> [Job]
Find each line in the following listing that has the string "guilddel", then state the count and nothing else.

> [Recorded data]

^^^^^^^^^^^^^^^^

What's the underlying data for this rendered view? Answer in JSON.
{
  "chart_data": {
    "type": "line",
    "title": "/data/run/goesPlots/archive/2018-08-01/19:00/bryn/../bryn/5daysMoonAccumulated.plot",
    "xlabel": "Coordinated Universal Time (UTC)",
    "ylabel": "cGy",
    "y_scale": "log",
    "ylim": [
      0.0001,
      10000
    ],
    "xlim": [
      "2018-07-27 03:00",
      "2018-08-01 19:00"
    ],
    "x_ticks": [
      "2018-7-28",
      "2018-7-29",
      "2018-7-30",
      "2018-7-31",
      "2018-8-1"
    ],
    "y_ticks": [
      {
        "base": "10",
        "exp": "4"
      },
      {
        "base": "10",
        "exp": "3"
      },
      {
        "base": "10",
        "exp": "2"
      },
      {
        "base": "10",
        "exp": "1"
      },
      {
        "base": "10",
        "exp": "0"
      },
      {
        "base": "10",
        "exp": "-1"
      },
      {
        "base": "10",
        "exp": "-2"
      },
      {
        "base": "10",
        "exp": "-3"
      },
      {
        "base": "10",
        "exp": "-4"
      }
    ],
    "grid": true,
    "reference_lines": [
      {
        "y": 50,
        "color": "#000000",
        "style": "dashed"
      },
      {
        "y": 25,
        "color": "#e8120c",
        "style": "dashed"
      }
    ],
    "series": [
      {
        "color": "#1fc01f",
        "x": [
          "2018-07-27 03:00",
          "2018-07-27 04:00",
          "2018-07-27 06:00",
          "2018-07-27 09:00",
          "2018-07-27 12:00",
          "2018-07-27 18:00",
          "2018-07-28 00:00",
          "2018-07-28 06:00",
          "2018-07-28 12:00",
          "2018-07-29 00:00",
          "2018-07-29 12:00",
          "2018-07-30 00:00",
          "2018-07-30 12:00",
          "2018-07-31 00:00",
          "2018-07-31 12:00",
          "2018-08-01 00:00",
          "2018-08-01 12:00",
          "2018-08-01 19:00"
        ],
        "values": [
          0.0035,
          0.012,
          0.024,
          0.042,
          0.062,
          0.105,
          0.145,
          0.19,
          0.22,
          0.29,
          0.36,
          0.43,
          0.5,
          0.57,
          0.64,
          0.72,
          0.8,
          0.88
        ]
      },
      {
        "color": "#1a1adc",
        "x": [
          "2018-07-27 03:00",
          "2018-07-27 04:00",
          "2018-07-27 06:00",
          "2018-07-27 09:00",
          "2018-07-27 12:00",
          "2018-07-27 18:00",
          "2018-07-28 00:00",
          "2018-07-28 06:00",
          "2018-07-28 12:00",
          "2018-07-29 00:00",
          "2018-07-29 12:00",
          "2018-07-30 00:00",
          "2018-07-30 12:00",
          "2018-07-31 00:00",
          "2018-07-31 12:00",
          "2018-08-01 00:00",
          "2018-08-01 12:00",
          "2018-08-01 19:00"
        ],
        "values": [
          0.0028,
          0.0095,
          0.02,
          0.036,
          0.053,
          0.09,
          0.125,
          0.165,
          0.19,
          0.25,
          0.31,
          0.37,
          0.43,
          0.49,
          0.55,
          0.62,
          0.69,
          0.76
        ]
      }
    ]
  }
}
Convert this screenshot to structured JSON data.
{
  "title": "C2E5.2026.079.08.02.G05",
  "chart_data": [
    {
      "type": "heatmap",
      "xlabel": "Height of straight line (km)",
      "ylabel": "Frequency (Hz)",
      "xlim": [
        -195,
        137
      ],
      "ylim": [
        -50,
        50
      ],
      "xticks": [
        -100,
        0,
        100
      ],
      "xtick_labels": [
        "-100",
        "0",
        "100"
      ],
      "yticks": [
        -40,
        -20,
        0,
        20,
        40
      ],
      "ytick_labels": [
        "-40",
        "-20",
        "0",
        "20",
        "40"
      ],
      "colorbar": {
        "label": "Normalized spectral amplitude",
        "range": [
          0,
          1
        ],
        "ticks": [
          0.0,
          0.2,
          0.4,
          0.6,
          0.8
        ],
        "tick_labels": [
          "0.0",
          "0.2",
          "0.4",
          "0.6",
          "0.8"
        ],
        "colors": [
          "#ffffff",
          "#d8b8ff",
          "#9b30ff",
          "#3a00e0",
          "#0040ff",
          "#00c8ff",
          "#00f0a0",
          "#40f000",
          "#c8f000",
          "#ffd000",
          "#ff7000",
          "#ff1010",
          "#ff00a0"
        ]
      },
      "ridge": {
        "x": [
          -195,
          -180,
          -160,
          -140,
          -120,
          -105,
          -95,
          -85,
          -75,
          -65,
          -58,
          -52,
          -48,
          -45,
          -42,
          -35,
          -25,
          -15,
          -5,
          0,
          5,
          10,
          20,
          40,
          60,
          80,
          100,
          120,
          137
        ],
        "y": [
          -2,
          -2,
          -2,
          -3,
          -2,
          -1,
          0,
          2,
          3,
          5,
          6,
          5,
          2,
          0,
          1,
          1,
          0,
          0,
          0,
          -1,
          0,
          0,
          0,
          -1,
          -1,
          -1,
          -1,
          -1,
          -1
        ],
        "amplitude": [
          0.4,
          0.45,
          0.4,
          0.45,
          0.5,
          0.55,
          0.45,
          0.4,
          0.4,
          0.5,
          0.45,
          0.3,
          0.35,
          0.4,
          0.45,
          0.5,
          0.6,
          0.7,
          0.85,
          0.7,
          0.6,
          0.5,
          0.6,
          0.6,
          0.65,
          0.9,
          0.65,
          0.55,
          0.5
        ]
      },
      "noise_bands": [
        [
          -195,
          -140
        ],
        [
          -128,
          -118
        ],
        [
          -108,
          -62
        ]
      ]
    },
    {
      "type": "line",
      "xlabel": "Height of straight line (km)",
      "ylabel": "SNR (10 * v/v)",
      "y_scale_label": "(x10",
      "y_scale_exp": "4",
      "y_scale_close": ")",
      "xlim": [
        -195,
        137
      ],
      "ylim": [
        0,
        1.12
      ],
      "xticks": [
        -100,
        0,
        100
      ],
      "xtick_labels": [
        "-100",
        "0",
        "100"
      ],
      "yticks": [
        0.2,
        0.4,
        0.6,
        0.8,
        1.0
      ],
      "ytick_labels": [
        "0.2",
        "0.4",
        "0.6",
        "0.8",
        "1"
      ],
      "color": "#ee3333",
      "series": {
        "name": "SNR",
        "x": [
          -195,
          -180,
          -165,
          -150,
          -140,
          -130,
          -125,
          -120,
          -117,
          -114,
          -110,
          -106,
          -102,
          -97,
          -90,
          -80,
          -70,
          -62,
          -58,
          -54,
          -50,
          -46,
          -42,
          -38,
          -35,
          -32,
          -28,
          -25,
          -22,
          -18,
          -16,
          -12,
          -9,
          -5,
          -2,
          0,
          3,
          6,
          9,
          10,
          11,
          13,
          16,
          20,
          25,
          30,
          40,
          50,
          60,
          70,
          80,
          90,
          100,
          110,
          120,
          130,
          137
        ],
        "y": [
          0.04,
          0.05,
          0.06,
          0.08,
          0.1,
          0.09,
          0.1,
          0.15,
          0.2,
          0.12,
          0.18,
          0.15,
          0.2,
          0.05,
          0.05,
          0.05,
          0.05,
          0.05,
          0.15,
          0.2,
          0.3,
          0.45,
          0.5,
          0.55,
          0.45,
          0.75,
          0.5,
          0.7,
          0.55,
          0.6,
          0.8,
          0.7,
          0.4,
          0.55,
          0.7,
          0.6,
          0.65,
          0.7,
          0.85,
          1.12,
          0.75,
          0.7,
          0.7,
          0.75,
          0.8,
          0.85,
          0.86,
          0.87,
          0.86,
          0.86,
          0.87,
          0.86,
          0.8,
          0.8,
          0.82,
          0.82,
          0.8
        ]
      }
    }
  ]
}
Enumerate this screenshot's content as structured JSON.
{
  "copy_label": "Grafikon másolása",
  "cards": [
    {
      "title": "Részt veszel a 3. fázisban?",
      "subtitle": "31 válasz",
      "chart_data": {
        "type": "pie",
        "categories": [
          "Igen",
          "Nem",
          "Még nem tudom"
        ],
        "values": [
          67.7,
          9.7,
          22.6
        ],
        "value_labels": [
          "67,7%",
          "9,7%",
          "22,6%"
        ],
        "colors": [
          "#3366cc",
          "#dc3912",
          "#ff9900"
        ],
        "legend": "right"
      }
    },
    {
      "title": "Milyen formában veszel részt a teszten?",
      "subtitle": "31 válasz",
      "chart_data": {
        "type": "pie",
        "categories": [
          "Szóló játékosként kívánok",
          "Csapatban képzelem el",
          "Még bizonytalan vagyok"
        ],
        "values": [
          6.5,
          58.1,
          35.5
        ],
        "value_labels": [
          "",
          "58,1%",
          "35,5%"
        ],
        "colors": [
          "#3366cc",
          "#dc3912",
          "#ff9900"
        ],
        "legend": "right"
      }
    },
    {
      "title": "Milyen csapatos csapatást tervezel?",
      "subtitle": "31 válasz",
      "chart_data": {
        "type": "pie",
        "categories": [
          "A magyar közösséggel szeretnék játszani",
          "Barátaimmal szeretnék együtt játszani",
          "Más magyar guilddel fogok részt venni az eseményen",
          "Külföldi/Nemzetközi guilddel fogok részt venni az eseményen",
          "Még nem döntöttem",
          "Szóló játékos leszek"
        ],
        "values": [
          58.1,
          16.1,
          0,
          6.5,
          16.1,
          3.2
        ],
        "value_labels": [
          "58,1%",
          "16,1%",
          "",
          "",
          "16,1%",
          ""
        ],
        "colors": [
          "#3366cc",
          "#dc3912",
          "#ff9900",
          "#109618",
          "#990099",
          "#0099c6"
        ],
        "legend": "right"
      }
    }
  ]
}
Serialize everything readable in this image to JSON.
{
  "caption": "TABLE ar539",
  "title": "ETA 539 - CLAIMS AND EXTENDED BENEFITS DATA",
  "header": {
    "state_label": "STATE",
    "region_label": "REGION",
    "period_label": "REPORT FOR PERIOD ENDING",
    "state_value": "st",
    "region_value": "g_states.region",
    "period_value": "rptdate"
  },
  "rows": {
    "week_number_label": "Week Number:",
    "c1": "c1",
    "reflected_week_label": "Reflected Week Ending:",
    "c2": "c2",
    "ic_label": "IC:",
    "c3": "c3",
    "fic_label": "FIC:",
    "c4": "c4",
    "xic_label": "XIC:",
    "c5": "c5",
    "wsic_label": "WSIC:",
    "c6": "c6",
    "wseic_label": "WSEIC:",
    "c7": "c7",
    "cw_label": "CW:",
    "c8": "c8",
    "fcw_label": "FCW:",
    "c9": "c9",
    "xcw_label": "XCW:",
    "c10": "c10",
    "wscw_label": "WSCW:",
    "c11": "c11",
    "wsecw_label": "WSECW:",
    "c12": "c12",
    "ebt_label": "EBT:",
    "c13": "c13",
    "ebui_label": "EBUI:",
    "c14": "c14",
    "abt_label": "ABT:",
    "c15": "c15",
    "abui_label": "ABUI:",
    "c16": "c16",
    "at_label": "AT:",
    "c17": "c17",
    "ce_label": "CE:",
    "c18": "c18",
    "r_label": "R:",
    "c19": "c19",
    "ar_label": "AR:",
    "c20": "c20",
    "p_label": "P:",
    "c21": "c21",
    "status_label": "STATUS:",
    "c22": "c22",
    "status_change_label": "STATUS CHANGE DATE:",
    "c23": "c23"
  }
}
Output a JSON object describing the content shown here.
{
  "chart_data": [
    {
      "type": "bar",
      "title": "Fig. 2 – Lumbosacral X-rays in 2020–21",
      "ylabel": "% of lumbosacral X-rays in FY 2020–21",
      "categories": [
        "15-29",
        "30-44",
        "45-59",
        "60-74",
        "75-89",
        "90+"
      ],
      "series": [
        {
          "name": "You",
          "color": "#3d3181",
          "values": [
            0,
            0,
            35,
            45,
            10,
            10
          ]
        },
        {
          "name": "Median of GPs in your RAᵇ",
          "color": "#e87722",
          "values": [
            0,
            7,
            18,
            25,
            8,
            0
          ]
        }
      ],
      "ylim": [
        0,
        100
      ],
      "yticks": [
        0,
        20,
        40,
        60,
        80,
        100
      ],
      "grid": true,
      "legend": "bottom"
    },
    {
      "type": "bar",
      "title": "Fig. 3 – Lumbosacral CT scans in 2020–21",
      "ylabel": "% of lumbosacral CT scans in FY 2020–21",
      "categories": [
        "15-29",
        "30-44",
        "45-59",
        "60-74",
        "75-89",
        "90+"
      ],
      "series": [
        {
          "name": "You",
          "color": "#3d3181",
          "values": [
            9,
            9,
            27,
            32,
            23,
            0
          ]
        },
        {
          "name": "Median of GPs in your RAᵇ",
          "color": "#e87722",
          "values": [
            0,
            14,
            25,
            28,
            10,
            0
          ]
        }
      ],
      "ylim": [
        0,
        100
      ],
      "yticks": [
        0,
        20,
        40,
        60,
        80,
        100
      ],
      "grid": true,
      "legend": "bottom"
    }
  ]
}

^^^^^^^^^^^^^^^^

> [Correct output]
2